begin Data extract

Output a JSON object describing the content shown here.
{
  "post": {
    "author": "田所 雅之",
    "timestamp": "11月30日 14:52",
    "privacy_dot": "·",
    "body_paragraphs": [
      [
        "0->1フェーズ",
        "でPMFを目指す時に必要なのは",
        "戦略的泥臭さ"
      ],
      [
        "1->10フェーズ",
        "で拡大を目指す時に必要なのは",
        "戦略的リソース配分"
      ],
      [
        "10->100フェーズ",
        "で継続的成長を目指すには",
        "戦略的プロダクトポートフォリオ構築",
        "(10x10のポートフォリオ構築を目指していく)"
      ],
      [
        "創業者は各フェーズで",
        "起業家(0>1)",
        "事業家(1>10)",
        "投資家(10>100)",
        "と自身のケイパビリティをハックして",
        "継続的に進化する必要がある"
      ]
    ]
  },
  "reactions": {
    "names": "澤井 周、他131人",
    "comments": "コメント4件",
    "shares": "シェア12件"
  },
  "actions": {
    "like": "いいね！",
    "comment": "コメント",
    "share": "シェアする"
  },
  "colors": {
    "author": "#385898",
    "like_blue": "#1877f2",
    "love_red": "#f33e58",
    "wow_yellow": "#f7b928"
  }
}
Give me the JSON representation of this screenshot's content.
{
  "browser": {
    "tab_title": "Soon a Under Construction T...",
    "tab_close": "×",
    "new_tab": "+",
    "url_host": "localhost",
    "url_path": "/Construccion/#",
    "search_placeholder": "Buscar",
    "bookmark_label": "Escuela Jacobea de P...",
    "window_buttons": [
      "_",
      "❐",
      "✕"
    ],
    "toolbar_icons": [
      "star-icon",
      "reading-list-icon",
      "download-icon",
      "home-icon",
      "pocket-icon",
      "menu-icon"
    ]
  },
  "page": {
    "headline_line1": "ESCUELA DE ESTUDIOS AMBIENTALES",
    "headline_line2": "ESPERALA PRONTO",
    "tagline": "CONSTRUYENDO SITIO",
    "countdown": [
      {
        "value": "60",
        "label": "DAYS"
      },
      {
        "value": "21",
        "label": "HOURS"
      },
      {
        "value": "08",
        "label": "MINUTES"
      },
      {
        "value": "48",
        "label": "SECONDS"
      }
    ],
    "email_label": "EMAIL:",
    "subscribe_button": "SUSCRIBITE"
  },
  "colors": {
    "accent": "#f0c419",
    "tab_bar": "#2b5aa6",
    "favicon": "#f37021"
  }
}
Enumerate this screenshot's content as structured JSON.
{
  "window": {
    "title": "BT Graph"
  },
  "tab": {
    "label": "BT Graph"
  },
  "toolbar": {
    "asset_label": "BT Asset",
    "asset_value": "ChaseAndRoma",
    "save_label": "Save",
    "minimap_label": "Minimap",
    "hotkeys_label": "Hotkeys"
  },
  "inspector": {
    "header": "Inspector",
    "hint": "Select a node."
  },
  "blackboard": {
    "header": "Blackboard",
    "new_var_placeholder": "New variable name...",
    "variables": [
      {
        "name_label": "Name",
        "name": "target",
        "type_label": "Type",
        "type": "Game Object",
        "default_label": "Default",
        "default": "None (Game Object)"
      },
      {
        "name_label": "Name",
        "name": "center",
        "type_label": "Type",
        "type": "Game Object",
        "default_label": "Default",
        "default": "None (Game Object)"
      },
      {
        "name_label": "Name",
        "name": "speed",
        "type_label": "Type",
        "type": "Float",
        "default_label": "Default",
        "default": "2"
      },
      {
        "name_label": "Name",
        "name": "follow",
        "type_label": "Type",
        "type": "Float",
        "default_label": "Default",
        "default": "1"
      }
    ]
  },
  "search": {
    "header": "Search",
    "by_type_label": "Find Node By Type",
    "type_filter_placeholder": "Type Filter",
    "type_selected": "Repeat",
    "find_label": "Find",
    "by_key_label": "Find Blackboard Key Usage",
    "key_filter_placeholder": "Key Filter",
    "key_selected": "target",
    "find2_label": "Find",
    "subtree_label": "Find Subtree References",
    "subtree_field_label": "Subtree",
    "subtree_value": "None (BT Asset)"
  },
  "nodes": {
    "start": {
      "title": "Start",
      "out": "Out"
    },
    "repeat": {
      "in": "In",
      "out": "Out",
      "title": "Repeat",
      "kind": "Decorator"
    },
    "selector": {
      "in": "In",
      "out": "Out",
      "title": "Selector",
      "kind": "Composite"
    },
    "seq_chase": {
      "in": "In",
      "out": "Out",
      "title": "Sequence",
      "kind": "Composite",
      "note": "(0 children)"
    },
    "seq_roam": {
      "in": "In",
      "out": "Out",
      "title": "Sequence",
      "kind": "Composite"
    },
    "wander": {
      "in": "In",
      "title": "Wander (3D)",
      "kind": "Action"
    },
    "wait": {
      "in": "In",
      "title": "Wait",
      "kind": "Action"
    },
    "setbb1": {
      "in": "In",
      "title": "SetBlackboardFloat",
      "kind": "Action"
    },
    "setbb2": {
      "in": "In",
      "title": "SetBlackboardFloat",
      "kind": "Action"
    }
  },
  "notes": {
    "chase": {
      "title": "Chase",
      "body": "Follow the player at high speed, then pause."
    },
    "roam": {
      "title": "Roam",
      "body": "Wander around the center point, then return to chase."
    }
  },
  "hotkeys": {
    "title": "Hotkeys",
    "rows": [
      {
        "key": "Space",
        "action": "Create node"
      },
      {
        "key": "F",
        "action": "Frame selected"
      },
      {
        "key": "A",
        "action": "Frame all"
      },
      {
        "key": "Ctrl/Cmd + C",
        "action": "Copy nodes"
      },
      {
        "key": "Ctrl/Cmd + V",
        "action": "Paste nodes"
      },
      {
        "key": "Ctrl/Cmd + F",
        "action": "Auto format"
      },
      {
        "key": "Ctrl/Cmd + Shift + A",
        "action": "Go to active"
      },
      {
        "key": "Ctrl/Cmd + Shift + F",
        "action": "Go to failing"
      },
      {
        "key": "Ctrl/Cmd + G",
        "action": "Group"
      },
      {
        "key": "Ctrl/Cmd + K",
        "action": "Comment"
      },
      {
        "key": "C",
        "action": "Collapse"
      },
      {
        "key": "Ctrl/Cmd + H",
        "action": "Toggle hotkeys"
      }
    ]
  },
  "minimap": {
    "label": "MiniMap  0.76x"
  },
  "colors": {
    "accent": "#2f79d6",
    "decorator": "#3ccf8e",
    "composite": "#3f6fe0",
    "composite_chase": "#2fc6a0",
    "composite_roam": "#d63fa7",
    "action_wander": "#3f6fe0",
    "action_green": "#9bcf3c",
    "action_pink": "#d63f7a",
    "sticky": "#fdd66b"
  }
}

end Data extract

Task details: Your task is to retype all the records above with nothing left out.

Reply to the task:
Output a JSON object describing the content shown here.
{
  "post": {
    "author": "田所 雅之",
    "timestamp": "11月30日 14:52",
    "privacy_dot": "·",
    "body_paragraphs": [
      [
        "0->1フェーズ",
        "でPMFを目指す時に必要なのは",
        "戦略的泥臭さ"
      ],
      [
        "1->10フェーズ",
        "で拡大を目指す時に必要なのは",
        "戦略的リソース配分"
      ],
      [
        "10->100フェーズ",
        "で継続的成長を目指すには",
        "戦略的プロダクトポートフォリオ構築",
        "(10x10のポートフォリオ構築を目指していく)"
      ],
      [
        "創業者は各フェーズで",
        "起業家(0>1)",
        "事業家(1>10)",
        "投資家(10>100)",
        "と自身のケイパビリティをハックして",
        "継続的に進化する必要がある"
      ]
    ]
  },
  "reactions": {
    "names": "澤井 周、他131人",
    "comments": "コメント4件",
    "shares": "シェア12件"
  },
  "actions": {
    "like": "いいね！",
    "comment": "コメント",
    "share": "シェアする"
  },
  "colors": {
    "author": "#385898",
    "like_blue": "#1877f2",
    "love_red": "#f33e58",
    "wow_yellow": "#f7b928"
  }
}
Give me the JSON representation of this screenshot's content.
{
  "browser": {
    "tab_title": "Soon a Under Construction T...",
    "tab_close": "×",
    "new_tab": "+",
    "url_host": "localhost",
    "url_path": "/Construccion/#",
    "search_placeholder": "Buscar",
    "bookmark_label": "Escuela Jacobea de P...",
    "window_buttons": [
      "_",
      "❐",
      "✕"
    ],
    "toolbar_icons": [
      "star-icon",
      "reading-list-icon",
      "download-icon",
      "home-icon",
      "pocket-icon",
      "menu-icon"
    ]
  },
  "page": {
    "headline_line1": "ESCUELA DE ESTUDIOS AMBIENTALES",
    "headline_line2": "ESPERALA PRONTO",
    "tagline": "CONSTRUYENDO SITIO",
    "countdown": [
      {
        "value": "60",
        "label": "DAYS"
      },
      {
        "value": "21",
        "label": "HOURS"
      },
      {
        "value": "08",
        "label": "MINUTES"
      },
      {
        "value": "48",
        "label": "SECONDS"
      }
    ],
    "email_label": "EMAIL:",
    "subscribe_button": "SUSCRIBITE"
  },
  "colors": {
    "accent": "#f0c419",
    "tab_bar": "#2b5aa6",
    "favicon": "#f37021"
  }
}
Enumerate this screenshot's content as structured JSON.
{
  "window": {
    "title": "BT Graph"
  },
  "tab": {
    "label": "BT Graph"
  },
  "toolbar": {
    "asset_label": "BT Asset",
    "asset_value": "ChaseAndRoma",
    "save_label": "Save",
    "minimap_label": "Minimap",
    "hotkeys_label": "Hotkeys"
  },
  "inspector": {
    "header": "Inspector",
    "hint": "Select a node."
  },
  "blackboard": {
    "header": "Blackboard",
    "new_var_placeholder": "New variable name...",
    "variables": [
      {
        "name_label": "Name",
        "name": "target",
        "type_label": "Type",
        "type": "Game Object",
        "default_label": "Default",
        "default": "None (Game Object)"
      },
      {
        "name_label": "Name",
        "name": "center",
        "type_label": "Type",
        "type": "Game Object",
        "default_label": "Default",
        "default": "None (Game Object)"
      },
      {
        "name_label": "Name",
        "name": "speed",
        "type_label": "Type",
        "type": "Float",
        "default_label": "Default",
        "default": "2"
      },
      {
        "name_label": "Name",
        "name": "follow",
        "type_label": "Type",
        "type": "Float",
        "default_label": "Default",
        "default": "1"
      }
    ]
  },
  "search": {
    "header": "Search",
    "by_type_label": "Find Node By Type",
    "type_filter_placeholder": "Type Filter",
    "type_selected": "Repeat",
    "find_label": "Find",
    "by_key_label": "Find Blackboard Key Usage",
    "key_filter_placeholder": "Key Filter",
    "key_selected": "target",
    "find2_label": "Find",
    "subtree_label": "Find Subtree References",
    "subtree_field_label": "Subtree",
    "subtree_value": "None (BT Asset)"
  },
  "nodes": {
    "start": {
      "title": "Start",
      "out": "Out"
    },
    "repeat": {
      "in": "In",
      "out": "Out",
      "title": "Repeat",
      "kind": "Decorator"
    },
    "selector": {
      "in": "In",
      "out": "Out",
      "title": "Selector",
      "kind": "Composite"
    },
    "seq_chase": {
      "in": "In",
      "out": "Out",
      "title": "Sequence",
      "kind": "Composite",
      "note": "(0 children)"
    },
    "seq_roam": {
      "in": "In",
      "out": "Out",
      "title": "Sequence",
      "kind": "Composite"
    },
    "wander": {
      "in": "In",
      "title": "Wander (3D)",
      "kind": "Action"
    },
    "wait": {
      "in": "In",
      "title": "Wait",
      "kind": "Action"
    },
    "setbb1": {
      "in": "In",
      "title": "SetBlackboardFloat",
      "kind": "Action"
    },
    "setbb2": {
      "in": "In",
      "title": "SetBlackboardFloat",
      "kind": "Action"
    }
  },
  "notes": {
    "chase": {
      "title": "Chase",
      "body": "Follow the player at high speed, then pause."
    },
    "roam": {
      "title": "Roam",
      "body": "Wander around the center point, then return to chase."
    }
  },
  "hotkeys": {
    "title": "Hotkeys",
    "rows": [
      {
        "key": "Space",
        "action": "Create node"
      },
      {
        "key": "F",
        "action": "Frame selected"
      },
      {
        "key": "A",
        "action": "Frame all"
      },
      {
        "key": "Ctrl/Cmd + C",
        "action": "Copy nodes"
      },
      {
        "key": "Ctrl/Cmd + V",
        "action": "Paste nodes"
      },
      {
        "key": "Ctrl/Cmd + F",
        "action": "Auto format"
      },
      {
        "key": "Ctrl/Cmd + Shift + A",
        "action": "Go to active"
      },
      {
        "key": "Ctrl/Cmd + Shift + F",
        "action": "Go to failing"
      },
      {
        "key": "Ctrl/Cmd + G",
        "action": "Group"
      },
      {
        "key": "Ctrl/Cmd + K",
        "action": "Comment"
      },
      {
        "key": "C",
        "action": "Collapse"
      },
      {
        "key": "Ctrl/Cmd + H",
        "action": "Toggle hotkeys"
      }
    ]
  },
  "minimap": {
    "label": "MiniMap  0.76x"
  },
  "colors": {
    "accent": "#2f79d6",
    "decorator": "#3ccf8e",
    "composite": "#3f6fe0",
    "composite_chase": "#2fc6a0",
    "composite_roam": "#d63fa7",
    "action_wander": "#3f6fe0",
    "action_green": "#9bcf3c",
    "action_pink": "#d63f7a",
    "sticky": "#fdd66b"
  }
}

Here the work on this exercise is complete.